## GOAL
All entries must be extracted exactly, with nothing added or dropped.

(Stored items)
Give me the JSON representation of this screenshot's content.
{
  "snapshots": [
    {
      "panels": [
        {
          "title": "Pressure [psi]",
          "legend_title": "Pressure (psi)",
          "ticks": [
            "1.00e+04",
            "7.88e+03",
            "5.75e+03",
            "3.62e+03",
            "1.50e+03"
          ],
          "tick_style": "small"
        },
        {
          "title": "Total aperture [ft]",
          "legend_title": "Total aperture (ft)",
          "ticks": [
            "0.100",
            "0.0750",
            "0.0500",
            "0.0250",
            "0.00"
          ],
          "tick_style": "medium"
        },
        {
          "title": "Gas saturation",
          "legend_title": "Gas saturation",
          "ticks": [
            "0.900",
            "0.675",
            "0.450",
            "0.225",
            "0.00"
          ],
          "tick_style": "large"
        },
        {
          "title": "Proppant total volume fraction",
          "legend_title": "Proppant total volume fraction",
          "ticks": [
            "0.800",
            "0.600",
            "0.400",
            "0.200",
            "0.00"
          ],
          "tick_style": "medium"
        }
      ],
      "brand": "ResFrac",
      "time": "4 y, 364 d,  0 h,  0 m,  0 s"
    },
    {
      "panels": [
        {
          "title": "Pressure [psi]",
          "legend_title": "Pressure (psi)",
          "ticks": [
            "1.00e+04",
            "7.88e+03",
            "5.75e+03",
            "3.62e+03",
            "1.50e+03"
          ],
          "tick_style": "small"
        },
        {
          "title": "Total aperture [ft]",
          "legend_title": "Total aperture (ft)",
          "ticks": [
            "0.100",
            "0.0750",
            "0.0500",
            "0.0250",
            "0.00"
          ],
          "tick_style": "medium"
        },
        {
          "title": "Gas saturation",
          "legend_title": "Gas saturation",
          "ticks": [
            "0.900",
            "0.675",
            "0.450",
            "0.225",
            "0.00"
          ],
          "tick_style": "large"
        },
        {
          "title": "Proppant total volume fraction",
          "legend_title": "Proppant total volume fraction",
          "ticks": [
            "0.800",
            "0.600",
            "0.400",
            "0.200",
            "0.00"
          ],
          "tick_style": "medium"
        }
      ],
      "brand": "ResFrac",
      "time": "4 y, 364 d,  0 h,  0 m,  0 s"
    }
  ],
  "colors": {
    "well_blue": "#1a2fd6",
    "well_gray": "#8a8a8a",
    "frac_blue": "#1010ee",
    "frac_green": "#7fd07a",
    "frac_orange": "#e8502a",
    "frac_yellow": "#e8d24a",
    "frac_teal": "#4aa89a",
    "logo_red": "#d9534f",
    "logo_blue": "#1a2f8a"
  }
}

## CORRECT OUTPUT
Give me the JSON representation of this screenshot's content.
{
  "snapshots": [
    {
      "panels": [
        {
          "title": "Pressure [psi]",
          "legend_title": "Pressure (psi)",
          "ticks": [
            "1.00e+04",
            "7.88e+03",
            "5.75e+03",
            "3.62e+03",
            "1.50e+03"
          ],
          "tick_style": "small"
        },
        {
          "title": "Total aperture [ft]",
          "legend_title": "Total aperture (ft)",
          "ticks": [
            "0.100",
            "0.0750",
            "0.0500",
            "0.0250",
            "0.00"
          ],
          "tick_style": "medium"
        },
        {
          "title": "Gas saturation",
          "legend_title": "Gas saturation",
          "ticks": [
            "0.900",
            "0.675",
            "0.450",
            "0.225",
            "0.00"
          ],
          "tick_style": "large"
        },
        {
          "title": "Proppant total volume fraction",
          "legend_title": "Proppant total volume fraction",
          "ticks": [
            "0.800",
            "0.600",
            "0.400",
            "0.200",
            "0.00"
          ],
          "tick_style": "medium"
        }
      ],
      "brand": "ResFrac",
      "time": "4 y, 364 d,  0 h,  0 m,  0 s"
    },
    {
      "panels": [
        {
          "title": "Pressure [psi]",
          "legend_title": "Pressure (psi)",
          "ticks": [
            "1.00e+04",
            "7.88e+03",
            "5.75e+03",
            "3.62e+03",
            "1.50e+03"
          ],
          "tick_style": "small"
        },
        {
          "title": "Total aperture [ft]",
          "legend_title": "Total aperture (ft)",
          "ticks": [
            "0.100",
            "0.0750",
            "0.0500",
            "0.0250",
            "0.00"
          ],
          "tick_style": "medium"
        },
        {
          "title": "Gas saturation",
          "legend_title": "Gas saturation",
          "ticks": [
            "0.900",
            "0.675",
            "0.450",
            "0.225",
            "0.00"
          ],
          "tick_style": "large"
        },
        {
          "title": "Proppant total volume fraction",
          "legend_title": "Proppant total volume fraction",
          "ticks": [
            "0.800",
            "0.600",
            "0.400",
            "0.200",
            "0.00"
          ],
          "tick_style": "medium"
        }
      ],
      "brand": "ResFrac",
      "time": "4 y, 364 d,  0 h,  0 m,  0 s"
    }
  ],
  "colors": {
    "well_blue": "#1a2fd6",
    "well_gray": "#8a8a8a",
    "frac_blue": "#1010ee",
    "frac_green": "#7fd07a",
    "frac_orange": "#e8502a",
    "frac_yellow": "#e8d24a",
    "frac_teal": "#4aa89a",
    "logo_red": "#d9534f",
    "logo_blue": "#1a2f8a"
  }
}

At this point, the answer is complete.